--- START OF DATA ENTRIES ---
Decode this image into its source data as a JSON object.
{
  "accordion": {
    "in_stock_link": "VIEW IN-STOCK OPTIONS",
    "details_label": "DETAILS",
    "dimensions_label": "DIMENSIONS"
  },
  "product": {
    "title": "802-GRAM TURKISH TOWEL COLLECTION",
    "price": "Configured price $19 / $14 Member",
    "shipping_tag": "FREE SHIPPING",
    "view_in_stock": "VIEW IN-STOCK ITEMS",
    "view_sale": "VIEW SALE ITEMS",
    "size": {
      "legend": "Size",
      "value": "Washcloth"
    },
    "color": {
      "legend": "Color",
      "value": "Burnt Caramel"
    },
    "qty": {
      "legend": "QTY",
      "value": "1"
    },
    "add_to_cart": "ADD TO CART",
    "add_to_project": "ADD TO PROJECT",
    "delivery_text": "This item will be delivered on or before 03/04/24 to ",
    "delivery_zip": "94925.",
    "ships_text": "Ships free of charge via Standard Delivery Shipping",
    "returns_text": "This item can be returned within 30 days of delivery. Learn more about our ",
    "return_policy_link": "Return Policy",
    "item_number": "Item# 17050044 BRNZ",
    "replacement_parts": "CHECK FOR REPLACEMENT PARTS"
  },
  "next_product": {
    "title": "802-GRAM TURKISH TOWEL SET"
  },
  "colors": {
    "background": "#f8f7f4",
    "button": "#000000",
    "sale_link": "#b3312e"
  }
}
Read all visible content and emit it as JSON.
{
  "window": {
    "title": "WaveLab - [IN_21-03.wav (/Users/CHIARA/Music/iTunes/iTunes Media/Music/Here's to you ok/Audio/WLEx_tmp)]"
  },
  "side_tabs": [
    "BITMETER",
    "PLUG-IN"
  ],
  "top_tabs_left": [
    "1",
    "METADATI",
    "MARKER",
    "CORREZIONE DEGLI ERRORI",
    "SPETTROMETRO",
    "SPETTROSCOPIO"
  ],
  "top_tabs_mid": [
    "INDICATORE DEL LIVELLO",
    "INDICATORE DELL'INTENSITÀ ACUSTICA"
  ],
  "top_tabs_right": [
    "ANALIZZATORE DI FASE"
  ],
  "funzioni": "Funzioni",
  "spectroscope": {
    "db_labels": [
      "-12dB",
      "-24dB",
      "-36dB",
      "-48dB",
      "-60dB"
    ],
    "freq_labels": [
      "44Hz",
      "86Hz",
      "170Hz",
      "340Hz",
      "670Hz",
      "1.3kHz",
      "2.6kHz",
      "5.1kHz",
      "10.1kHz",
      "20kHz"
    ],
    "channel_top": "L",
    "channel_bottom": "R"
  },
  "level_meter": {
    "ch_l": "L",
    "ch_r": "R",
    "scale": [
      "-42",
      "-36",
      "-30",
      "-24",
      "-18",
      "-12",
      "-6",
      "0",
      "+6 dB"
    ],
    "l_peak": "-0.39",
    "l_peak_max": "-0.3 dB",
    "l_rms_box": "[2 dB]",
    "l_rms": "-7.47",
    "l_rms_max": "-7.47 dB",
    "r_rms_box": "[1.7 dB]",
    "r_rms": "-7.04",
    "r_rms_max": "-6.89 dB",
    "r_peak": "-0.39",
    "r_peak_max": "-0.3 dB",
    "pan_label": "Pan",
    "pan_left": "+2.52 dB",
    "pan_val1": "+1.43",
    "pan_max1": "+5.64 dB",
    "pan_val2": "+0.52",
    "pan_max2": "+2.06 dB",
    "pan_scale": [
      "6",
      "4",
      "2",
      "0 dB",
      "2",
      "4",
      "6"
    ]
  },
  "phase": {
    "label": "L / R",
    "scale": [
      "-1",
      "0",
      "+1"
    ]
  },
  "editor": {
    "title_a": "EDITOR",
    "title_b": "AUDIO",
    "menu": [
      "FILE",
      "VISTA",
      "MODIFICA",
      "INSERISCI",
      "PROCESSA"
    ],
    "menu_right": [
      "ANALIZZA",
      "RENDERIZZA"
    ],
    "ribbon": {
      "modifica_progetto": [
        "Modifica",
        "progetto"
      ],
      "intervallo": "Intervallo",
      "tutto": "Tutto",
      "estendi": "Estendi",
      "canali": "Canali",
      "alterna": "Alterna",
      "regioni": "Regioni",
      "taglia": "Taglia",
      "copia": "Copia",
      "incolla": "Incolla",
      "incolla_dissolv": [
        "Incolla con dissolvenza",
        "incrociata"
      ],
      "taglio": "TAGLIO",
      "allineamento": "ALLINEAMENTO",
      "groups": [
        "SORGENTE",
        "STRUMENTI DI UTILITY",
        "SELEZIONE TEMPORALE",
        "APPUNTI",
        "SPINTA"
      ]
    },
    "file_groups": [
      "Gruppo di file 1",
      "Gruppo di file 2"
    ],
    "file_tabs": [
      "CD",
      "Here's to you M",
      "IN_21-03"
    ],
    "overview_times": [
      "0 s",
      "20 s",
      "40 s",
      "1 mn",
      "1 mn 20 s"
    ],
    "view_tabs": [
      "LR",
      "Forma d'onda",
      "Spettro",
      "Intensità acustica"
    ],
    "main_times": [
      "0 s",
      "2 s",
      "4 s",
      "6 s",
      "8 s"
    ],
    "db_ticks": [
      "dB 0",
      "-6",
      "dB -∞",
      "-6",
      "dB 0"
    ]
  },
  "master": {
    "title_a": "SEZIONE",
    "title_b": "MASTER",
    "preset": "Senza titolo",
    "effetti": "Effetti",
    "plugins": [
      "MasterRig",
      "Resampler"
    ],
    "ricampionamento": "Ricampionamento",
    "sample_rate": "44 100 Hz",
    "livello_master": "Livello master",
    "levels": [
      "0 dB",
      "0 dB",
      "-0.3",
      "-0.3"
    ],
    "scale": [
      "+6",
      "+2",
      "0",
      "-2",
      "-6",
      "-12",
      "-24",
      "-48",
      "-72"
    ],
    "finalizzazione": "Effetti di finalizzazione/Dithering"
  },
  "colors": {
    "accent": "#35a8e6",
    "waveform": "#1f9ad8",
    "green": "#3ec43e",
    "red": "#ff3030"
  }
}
--- END OF DATA ENTRIES ---
- EXERCISE INSTRUCTIONS -
From the records given above, copy all lines containing "TURKISH".

- FINAL ANSWER -
    "title": "802-GRAM TURKISH TOWEL COLLECTION",
    "title": "802-GRAM TURKISH TOWEL SET"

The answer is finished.